A inteligência artificial continua evoluindo em ritmo acelerado, mas seu futuro não depende apenas de modelos cada vez maiores. Para Jeff Dean, cientista-chefe do Google e uma das principais referências mundiais em IA, a próxima revolução será impulsionada por sistemas mais eficientes, agentes autônomos e pela capacidade de resolver problemas específicos com maior precisão.
Durante sua participação no Startup School 2026, organizado pela Y Combinator, Dean compartilhou sua visão sobre os desafios e oportunidades que devem transformar o desenvolvimento da inteligência artificial nos próximos anos.
Ao lado de Diana Hu, o executivo destacou que automação, engenharia de contexto, hardware especializado e o julgamento humano serão os principais pilares da próxima fase da IA.
A regra de 1% para encontrar oportunidades
Um dos conceitos apresentados por Jeff Dean foi a chamada “regra de 1%”, voltada para empreendedores e desenvolvedores.
Segundo ele, vale a pena buscar áreas nas quais os modelos de IA atuais conseguem resolver apenas cerca de 1% dos problemas existentes.
Quando uma tecnologia já alcança taxas próximas de 20% de sucesso, a tendência é que evolua rapidamente e passe a competir naquele mercado. Já quando o desempenho ainda é muito baixo, existe uma oportunidade maior para desenvolver soluções altamente especializadas.
Como exemplo, Dean citou o AlphaFold, sistema desenvolvido para prever o dobramento de proteínas, que se tornou uma referência ao resolver um problema científico extremamente complexo e específico.
IA capaz de melhorar a si mesma

Outro tema abordado foi o avanço dos sistemas de aprendizado de máquina capazes de se aperfeiçoar de forma autônoma.
Segundo Dean, a inteligência artificial caminhará para modelos que conseguem experimentar diferentes estratégias, dividir problemas complexos em etapas menores e otimizar continuamente seu próprio desempenho.
Essa evolução deve acelerar pesquisas científicas e projetos de engenharia, reduzindo significativamente o tempo necessário para desenvolver novas soluções.
Hoje, agentes de IA já conseguem executar tarefas complexas, como reescrever softwares inteiros em diferentes linguagens de programação para aumentar desempenho, segurança ou compatibilidade.
Em alguns casos, esses processos podem durar dias ou semanas sem necessidade de intervenção humana direta.
Hardware eficiente será fundamental
Para Jeff Dean, o futuro da inteligência artificial também depende da evolução do hardware.
Ele explicou que transportar dados pode consumir até mil vezes mais energia do que realizar os próprios cálculos.
_ _ _ _
• Enunciado 1:
Liste os pilares da próxima fase da IA que Jeff Dean destaca no texto sobre o futuro da inteligência artificial.
• Enunciado 2:
Segundo o texto sobre o futuro da inteligência artificial, quanta energia o transporte de dados pode consumir em comparação com a realização dos próprios cálculos?
• Enunciado 3:
Prossiga com o texto sobre o futuro da inteligência artificial a partir da frase final, sobre o consumo de energia no transporte de dados.
_ _ _ _
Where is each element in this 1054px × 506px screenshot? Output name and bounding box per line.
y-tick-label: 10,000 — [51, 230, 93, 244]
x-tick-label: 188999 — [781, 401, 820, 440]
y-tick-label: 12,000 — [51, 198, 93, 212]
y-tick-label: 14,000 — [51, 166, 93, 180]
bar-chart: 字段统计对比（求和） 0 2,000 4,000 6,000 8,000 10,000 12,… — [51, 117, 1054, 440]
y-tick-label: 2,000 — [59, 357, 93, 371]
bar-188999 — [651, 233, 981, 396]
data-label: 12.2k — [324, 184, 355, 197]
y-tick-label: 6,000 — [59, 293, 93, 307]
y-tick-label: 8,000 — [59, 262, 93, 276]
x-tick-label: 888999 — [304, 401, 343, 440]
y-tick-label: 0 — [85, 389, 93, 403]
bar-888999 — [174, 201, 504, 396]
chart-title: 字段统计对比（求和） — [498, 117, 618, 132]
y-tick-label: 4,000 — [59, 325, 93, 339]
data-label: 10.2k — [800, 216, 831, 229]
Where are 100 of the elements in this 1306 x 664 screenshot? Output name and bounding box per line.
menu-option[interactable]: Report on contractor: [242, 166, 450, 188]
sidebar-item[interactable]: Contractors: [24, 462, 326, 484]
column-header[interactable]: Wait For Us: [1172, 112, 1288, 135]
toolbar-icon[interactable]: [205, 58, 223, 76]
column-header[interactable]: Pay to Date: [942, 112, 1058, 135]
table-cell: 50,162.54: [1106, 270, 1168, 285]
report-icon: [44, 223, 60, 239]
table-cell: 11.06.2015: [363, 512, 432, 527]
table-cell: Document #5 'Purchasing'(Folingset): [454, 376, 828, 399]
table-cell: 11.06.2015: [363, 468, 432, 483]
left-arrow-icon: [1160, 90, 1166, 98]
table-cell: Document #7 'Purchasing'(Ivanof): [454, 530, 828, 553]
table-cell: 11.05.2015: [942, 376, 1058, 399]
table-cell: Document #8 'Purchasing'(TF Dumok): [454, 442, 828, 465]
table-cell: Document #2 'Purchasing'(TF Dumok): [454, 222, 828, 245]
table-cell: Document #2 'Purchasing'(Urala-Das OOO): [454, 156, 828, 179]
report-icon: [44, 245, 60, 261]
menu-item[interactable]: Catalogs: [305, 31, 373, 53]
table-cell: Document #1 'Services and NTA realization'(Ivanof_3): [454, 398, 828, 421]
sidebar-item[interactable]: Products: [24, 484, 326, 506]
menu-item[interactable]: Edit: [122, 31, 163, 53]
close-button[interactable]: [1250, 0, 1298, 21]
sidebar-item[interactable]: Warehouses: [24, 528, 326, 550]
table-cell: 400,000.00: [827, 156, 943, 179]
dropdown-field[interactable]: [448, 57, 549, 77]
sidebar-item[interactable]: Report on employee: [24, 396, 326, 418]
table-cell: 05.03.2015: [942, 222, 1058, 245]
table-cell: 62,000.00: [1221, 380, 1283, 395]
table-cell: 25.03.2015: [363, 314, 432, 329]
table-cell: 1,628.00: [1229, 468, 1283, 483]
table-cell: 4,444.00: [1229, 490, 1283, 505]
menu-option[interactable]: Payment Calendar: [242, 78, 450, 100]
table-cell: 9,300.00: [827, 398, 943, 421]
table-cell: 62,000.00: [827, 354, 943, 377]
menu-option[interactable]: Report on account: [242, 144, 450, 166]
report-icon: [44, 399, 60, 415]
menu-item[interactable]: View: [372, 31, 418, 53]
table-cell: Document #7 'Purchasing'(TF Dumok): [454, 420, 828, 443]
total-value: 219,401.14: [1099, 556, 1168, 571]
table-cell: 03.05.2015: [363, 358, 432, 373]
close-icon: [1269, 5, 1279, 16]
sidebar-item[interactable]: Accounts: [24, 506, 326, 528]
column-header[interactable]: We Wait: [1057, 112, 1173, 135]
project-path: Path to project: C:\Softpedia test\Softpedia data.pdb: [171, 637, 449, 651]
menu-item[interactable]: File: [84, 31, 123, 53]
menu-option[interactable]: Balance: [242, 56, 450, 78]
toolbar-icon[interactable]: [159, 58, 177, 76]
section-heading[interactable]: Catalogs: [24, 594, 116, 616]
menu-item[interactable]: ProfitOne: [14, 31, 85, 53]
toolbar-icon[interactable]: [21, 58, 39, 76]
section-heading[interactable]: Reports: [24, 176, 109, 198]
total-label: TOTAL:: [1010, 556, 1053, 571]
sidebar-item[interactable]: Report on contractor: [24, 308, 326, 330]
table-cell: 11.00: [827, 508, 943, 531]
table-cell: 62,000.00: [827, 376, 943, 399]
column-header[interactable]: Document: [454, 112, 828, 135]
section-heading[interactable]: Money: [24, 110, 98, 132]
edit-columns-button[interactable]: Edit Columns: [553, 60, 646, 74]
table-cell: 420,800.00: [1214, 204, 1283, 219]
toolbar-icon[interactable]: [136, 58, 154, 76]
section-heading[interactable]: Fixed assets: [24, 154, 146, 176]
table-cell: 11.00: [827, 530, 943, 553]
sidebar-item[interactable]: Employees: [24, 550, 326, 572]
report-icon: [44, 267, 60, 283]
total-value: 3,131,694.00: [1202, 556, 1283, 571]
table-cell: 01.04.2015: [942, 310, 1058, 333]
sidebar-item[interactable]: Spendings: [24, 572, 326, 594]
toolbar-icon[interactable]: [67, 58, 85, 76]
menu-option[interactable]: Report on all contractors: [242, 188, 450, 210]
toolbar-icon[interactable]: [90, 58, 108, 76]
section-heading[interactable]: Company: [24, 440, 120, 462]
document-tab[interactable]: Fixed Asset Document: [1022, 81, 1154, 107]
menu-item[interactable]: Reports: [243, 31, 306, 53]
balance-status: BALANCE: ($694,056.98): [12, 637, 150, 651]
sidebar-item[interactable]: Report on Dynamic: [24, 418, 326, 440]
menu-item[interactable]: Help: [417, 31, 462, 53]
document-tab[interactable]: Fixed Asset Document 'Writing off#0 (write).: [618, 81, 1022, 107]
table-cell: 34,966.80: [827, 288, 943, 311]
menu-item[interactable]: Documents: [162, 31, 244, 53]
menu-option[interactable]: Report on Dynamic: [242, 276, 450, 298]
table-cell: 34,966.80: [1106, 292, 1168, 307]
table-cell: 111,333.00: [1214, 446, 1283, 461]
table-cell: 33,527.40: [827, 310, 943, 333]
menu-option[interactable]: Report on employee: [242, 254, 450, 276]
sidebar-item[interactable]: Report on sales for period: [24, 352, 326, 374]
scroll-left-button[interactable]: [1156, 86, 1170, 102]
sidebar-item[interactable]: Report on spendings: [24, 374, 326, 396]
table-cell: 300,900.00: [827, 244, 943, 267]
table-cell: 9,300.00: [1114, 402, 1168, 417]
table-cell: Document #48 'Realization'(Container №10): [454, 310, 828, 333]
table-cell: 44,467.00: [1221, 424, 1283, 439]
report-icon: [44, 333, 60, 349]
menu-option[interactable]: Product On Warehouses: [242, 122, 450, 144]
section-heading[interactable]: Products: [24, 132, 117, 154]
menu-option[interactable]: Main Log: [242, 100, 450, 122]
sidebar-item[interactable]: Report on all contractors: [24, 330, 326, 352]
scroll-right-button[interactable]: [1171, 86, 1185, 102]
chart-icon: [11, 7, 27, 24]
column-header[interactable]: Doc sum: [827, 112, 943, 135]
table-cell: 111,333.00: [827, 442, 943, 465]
_ _ _ _
• Resposta 1:
automação; engenharia de contexto; hardware especializado; julgamento humano

• Resposta 2:
Até mil vezes mais energia do que os próprios cálculos.

• Resposta 3:
Por isso, o desenvolvimento de chips especializados capazes de processar informações localmente tornou-se um dos principais desafios da indústria.
Esse foi justamente o motivo que levou o Google a criar os TPUs (Tensor Processing Units), processadores desenvolvidos especificamente para acelerar modelos de inteligência artificial, reduzindo tanto o consumo energético quanto o tempo de resposta.
A engenharia de contexto ganha protagonismo
Segundo Dean, o avanço da IA não será determinado apenas pelo tamanho dos modelos ou pela quantidade de dados utilizados durante o treinamento.
O diferencial estará na chamada engenharia de contexto, conceito que combina modelos avançados com ferramentas externas, sistemas de recuperação de informações, APIs e agentes inteligentes capazes de coordenar tarefas complexas.
Essa abordagem permite que equipes relativamente pequenas desenvolvam aplicações sofisticadas utilizando modelos já existentes, concentrando seus esforços na integração de ferramentas e na construção de habilidades específicas para cada agente.
O especialista explicou que esses “skills” tornam os agentes mais eficientes em atividades como desenvolvimento de software, revisão de código, pesquisa e automação de processos.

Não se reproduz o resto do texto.